━━━━━ Data rows ━━━━━

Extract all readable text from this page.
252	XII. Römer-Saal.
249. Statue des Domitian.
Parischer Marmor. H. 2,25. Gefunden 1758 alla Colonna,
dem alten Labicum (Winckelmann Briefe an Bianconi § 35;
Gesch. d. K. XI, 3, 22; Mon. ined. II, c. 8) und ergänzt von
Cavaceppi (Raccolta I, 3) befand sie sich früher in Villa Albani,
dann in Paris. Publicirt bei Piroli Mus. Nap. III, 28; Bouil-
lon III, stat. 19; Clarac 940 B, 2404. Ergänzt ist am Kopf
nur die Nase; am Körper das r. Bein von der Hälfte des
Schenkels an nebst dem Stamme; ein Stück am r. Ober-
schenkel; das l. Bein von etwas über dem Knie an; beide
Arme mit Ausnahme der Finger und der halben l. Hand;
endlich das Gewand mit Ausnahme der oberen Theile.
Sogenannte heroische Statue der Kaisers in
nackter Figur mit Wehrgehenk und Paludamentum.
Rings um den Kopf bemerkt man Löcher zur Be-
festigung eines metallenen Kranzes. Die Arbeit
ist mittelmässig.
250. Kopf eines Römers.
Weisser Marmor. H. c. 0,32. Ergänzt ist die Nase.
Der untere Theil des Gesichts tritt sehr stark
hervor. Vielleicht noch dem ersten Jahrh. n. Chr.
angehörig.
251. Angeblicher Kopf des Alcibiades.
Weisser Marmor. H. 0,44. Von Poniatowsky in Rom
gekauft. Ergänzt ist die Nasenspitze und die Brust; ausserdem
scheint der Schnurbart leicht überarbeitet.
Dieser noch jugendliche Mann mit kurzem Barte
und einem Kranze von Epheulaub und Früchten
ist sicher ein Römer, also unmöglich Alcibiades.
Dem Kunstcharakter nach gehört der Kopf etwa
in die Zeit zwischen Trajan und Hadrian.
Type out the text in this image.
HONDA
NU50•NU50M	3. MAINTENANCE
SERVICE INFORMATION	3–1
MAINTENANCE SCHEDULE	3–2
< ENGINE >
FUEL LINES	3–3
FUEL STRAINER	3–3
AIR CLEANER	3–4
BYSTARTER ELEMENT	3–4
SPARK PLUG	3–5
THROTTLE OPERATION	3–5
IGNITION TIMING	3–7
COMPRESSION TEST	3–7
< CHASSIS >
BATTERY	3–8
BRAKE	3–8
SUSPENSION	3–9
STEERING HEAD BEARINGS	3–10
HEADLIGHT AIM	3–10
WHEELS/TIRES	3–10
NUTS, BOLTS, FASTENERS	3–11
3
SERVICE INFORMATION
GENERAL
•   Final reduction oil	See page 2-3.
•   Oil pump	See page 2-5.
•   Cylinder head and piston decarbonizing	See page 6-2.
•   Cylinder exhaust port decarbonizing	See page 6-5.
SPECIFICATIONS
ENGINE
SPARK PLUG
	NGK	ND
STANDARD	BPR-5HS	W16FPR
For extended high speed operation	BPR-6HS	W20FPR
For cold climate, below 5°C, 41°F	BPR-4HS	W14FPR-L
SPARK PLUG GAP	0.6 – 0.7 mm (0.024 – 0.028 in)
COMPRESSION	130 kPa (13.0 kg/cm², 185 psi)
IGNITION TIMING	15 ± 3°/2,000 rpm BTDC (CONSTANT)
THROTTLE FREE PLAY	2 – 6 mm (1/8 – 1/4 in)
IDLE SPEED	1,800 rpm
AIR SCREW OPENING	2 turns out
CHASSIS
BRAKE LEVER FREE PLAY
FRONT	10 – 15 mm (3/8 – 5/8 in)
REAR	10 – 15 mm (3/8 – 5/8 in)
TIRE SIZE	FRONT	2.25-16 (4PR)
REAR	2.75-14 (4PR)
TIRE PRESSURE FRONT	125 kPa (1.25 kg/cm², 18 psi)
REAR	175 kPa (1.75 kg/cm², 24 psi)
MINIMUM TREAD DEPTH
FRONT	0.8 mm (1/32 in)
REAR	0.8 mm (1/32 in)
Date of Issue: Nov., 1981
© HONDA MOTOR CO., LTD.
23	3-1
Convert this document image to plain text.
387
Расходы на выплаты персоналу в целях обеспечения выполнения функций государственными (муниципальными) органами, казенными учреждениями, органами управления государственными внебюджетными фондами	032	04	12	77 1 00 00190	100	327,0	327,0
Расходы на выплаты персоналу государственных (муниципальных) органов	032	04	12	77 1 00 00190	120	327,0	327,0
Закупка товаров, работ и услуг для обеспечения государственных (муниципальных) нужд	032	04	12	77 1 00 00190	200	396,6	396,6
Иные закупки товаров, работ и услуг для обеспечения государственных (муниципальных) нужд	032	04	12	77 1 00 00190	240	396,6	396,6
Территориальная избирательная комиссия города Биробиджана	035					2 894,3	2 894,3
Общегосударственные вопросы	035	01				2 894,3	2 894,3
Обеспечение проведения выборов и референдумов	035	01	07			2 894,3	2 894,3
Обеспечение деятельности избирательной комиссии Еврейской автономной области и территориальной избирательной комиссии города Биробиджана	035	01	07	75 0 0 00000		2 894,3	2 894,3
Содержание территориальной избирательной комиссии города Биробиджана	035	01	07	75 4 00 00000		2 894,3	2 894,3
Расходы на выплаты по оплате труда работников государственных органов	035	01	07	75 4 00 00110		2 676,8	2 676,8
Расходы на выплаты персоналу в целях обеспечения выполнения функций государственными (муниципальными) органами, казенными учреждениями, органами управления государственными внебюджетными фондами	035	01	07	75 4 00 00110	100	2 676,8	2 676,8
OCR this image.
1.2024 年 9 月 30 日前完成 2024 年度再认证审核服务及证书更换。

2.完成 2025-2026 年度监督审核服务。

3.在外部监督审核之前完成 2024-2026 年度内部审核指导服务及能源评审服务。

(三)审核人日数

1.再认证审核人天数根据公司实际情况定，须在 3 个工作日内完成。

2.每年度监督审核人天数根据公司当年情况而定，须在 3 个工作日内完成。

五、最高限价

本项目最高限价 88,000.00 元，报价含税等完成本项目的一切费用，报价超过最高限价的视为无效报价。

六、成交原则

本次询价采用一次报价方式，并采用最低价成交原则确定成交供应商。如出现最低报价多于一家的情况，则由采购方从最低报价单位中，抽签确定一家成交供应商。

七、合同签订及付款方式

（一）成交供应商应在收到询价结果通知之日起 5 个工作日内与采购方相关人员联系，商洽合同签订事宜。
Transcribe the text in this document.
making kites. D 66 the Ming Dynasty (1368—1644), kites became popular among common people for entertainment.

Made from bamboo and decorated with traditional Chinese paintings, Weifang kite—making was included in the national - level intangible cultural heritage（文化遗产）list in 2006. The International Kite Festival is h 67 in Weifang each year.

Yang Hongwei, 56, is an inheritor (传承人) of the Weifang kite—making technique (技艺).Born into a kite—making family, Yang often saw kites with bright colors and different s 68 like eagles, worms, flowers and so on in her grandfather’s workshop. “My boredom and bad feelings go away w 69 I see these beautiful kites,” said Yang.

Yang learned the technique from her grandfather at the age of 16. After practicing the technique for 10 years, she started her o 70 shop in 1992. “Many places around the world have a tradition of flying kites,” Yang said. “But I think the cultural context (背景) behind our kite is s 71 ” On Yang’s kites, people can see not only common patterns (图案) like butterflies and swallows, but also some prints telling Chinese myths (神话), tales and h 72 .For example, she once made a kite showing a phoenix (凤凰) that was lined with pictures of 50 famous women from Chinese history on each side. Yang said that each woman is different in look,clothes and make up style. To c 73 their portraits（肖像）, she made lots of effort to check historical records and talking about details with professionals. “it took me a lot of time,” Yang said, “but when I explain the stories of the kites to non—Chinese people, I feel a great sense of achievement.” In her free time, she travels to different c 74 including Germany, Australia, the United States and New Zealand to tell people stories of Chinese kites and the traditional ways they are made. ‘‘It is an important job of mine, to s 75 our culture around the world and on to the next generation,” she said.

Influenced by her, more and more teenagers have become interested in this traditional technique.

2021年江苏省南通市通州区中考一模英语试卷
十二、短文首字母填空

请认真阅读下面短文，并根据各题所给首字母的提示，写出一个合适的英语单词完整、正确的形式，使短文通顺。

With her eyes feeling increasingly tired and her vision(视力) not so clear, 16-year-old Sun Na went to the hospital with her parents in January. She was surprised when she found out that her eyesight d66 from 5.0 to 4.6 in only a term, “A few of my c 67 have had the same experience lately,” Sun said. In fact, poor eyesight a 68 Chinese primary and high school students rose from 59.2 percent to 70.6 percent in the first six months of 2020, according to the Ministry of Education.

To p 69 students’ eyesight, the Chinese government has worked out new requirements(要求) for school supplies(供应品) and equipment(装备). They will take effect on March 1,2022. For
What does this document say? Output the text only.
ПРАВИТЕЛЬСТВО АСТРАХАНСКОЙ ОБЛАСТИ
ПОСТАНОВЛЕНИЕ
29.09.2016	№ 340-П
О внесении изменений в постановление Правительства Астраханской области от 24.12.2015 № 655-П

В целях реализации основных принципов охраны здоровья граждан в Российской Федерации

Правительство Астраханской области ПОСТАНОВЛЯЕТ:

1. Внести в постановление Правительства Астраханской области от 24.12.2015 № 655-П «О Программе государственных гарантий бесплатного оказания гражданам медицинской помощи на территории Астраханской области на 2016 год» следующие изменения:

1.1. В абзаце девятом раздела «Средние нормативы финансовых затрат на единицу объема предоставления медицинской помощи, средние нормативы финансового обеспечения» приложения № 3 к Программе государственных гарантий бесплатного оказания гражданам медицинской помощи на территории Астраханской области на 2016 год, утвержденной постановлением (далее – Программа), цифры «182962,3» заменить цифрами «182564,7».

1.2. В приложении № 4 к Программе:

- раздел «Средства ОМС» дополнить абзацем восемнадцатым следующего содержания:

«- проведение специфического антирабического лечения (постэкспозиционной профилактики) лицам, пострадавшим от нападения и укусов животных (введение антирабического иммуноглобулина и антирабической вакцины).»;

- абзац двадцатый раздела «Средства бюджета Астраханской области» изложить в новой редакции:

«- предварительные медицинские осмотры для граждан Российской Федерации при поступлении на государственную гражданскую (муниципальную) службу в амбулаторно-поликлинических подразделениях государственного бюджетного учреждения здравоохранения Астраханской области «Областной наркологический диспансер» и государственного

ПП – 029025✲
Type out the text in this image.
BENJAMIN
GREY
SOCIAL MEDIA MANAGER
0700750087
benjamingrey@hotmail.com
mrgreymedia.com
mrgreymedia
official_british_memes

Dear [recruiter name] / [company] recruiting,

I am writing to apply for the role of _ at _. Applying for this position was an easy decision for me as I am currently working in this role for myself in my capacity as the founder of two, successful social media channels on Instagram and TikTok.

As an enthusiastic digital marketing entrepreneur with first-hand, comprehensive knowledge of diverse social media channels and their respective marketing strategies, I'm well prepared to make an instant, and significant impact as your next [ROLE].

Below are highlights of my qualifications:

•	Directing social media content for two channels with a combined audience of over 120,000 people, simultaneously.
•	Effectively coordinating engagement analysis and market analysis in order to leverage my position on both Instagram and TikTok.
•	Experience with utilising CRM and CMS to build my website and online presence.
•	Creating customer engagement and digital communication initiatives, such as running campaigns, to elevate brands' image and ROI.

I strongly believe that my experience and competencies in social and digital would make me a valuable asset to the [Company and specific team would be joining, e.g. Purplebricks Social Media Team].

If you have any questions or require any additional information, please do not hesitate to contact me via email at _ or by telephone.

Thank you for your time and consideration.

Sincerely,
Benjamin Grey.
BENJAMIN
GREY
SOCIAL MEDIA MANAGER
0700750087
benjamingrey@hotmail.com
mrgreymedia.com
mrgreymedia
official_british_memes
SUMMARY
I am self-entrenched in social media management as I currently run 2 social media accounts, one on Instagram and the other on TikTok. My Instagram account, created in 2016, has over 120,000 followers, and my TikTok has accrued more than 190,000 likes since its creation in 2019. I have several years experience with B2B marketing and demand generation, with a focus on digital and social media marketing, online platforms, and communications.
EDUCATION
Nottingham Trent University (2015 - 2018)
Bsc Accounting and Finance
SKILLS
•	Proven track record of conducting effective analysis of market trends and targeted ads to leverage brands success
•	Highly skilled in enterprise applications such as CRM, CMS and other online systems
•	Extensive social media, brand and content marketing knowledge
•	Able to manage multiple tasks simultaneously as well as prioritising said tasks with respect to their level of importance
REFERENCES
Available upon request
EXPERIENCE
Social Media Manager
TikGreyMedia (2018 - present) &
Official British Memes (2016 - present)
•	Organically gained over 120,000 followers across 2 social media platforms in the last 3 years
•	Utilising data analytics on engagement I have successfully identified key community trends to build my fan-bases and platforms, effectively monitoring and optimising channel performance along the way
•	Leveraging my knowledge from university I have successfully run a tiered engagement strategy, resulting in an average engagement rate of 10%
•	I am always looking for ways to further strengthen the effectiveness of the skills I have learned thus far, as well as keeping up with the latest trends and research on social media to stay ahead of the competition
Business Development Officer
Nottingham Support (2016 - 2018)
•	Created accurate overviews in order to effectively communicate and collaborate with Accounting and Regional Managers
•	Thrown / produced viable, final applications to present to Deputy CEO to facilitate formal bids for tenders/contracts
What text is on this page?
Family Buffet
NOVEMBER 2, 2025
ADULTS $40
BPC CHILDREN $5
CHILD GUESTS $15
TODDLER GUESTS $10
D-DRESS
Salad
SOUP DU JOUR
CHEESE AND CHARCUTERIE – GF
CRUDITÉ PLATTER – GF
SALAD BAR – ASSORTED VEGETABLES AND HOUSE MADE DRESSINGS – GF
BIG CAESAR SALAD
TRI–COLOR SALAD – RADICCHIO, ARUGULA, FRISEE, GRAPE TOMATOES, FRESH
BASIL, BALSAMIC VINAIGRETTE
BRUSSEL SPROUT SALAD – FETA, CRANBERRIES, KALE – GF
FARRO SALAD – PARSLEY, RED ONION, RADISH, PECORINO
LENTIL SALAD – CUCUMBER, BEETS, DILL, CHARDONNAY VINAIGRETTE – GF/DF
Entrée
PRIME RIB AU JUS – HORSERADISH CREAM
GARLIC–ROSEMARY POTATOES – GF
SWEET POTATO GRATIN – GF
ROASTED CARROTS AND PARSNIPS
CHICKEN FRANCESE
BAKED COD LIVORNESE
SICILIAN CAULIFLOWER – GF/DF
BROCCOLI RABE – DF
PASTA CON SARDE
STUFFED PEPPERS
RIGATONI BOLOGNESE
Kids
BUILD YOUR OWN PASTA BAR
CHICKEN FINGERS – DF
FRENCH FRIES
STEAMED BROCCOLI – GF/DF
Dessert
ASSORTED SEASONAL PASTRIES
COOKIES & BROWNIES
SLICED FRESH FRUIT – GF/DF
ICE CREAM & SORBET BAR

━━━━━

> _What you should do_
Give the number of lines in the records that contain the string "Weisser", with no other output.

> _Expected answer_
2